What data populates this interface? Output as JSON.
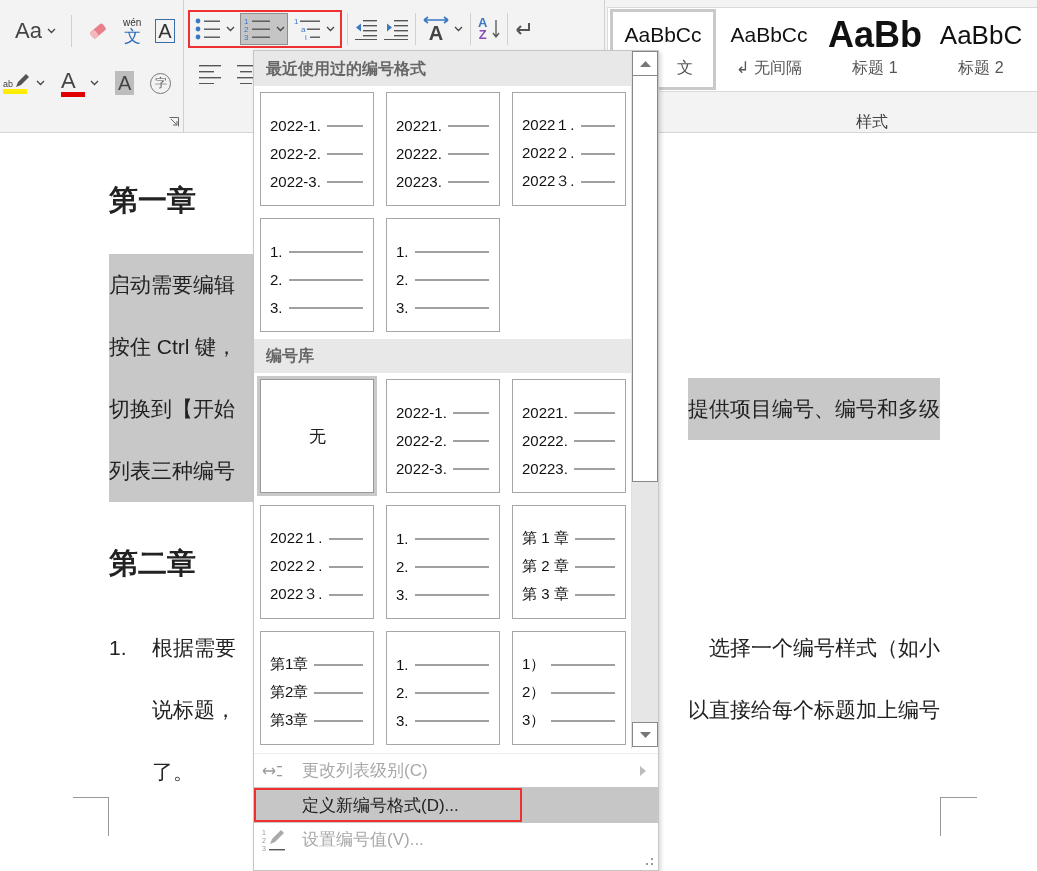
{
  "ribbon": {
    "font_group": {
      "row_1": [
        {
          "kind": "case",
          "label": "Aa"
        },
        {
          "kind": "clear"
        },
        {
          "kind": "phonetic",
          "ruby": "wén",
          "base": "文"
        },
        {
          "kind": "border",
          "label": "A"
        }
      ],
      "row_2": [
        {
          "kind": "highlight",
          "label": "ab"
        },
        {
          "kind": "color",
          "label": "A"
        },
        {
          "kind": "shade",
          "label": "A"
        },
        {
          "kind": "enclose",
          "label": "字"
        }
      ]
    },
    "paragraph_group": {
      "list_buttons": {
        "annotated": true,
        "items": [
          {
            "kind": "bullets",
            "selected": false
          },
          {
            "kind": "numbering",
            "selected": true,
            "marks": [
              "1",
              "2",
              "3"
            ]
          },
          {
            "kind": "multilevel",
            "selected": false,
            "marks": [
              "1",
              "a",
              "i"
            ]
          }
        ]
      },
      "row_1": [
        {
          "kind": "outdent"
        },
        {
          "kind": "indent"
        },
        {
          "kind": "direction",
          "label": "A"
        },
        {
          "kind": "sort",
          "top": "A",
          "bottom": "Z"
        },
        {
          "kind": "marks"
        }
      ],
      "row_2": [
        {
          "kind": "align-left"
        },
        {
          "kind": "align-center"
        }
      ]
    },
    "styles_group": {
      "title": "样式",
      "styles": [
        {
          "kind": "normal",
          "preview": "AaBbCc",
          "label": "文",
          "selected": true
        },
        {
          "kind": "normal",
          "preview": "AaBbCc",
          "label": "↲ 无间隔",
          "selected": false
        },
        {
          "kind": "heading1",
          "preview": "AaBb",
          "label": "标题 1",
          "selected": false
        },
        {
          "kind": "heading2",
          "preview": "AaBbC",
          "label": "标题 2",
          "selected": false
        }
      ]
    }
  },
  "document": {
    "blocks": [
      {
        "kind": "heading",
        "text": "第一章"
      },
      {
        "kind": "paragraph",
        "highlighted": true,
        "lines": [
          {
            "left": "启动需要编辑"
          },
          {
            "left": "按住 Ctrl 键，"
          },
          {
            "left": "切换到【开始",
            "right": "提供项目编号、编号和多级"
          },
          {
            "left": "列表三种编号"
          }
        ]
      },
      {
        "kind": "heading",
        "text": "第二章"
      },
      {
        "kind": "list",
        "number": "1.",
        "lines": [
          {
            "left": "根据需要",
            "right": "选择一个编号样式（如小"
          },
          {
            "left": "说标题，",
            "right": "以直接给每个标题加上编号"
          },
          {
            "left": "了。"
          }
        ]
      }
    ]
  },
  "numbering_menu": {
    "sections": [
      {
        "title": "最近使用过的编号格式",
        "tiles": [
          {
            "kind": "list",
            "selected": false,
            "lines": [
              "2022-1.",
              "2022-2.",
              "2022-3."
            ]
          },
          {
            "kind": "list",
            "selected": false,
            "lines": [
              "20221.",
              "20222.",
              "20223."
            ]
          },
          {
            "kind": "list",
            "selected": false,
            "lines": [
              "2022１.",
              "2022２.",
              "2022３."
            ]
          },
          {
            "kind": "list",
            "selected": false,
            "lines": [
              "1.",
              "2.",
              "3."
            ]
          },
          {
            "kind": "list",
            "selected": false,
            "lines": [
              "1.",
              "2.",
              "3."
            ]
          }
        ]
      },
      {
        "title": "编号库",
        "tiles": [
          {
            "kind": "none",
            "selected": true,
            "label": "无"
          },
          {
            "kind": "list",
            "selected": false,
            "lines": [
              "2022-1.",
              "2022-2.",
              "2022-3."
            ]
          },
          {
            "kind": "list",
            "selected": false,
            "lines": [
              "20221.",
              "20222.",
              "20223."
            ]
          },
          {
            "kind": "list",
            "selected": false,
            "lines": [
              "2022１.",
              "2022２.",
              "2022３."
            ]
          },
          {
            "kind": "list",
            "selected": false,
            "lines": [
              "1.",
              "2.",
              "3."
            ]
          },
          {
            "kind": "list",
            "selected": false,
            "lines": [
              "第 1 章",
              "第 2 章",
              "第 3 章"
            ]
          },
          {
            "kind": "list",
            "selected": false,
            "lines": [
              "第1章",
              "第2章",
              "第3章"
            ]
          },
          {
            "kind": "list",
            "selected": false,
            "lines": [
              "1.",
              "2.",
              "3."
            ]
          },
          {
            "kind": "list",
            "selected": false,
            "lines": [
              "1）",
              "2）",
              "3）"
            ]
          }
        ]
      }
    ],
    "commands": [
      {
        "kind": "level",
        "label": "更改列表级别(C)",
        "disabled": true,
        "highlighted": false,
        "submenu": true
      },
      {
        "kind": "plain",
        "label": "定义新编号格式(D)...",
        "disabled": false,
        "highlighted": true,
        "annotated": true
      },
      {
        "kind": "set-value",
        "label": "设置编号值(V)...",
        "disabled": true,
        "highlighted": false,
        "marks": [
          "1",
          "2",
          "3"
        ]
      }
    ]
  }
}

------------------------

__Exercise brief__.
Look through the material and copy each line that has "left".

__Exercise output__.
          "kind": "align-left"
            "left": "启动需要编辑"
            "left": "按住 Ctrl 键，"
            "left": "切换到【开始",
            "left": "列表三种编号"
            "left": "根据需要",
            "left": "说标题，",
            "left": "了。"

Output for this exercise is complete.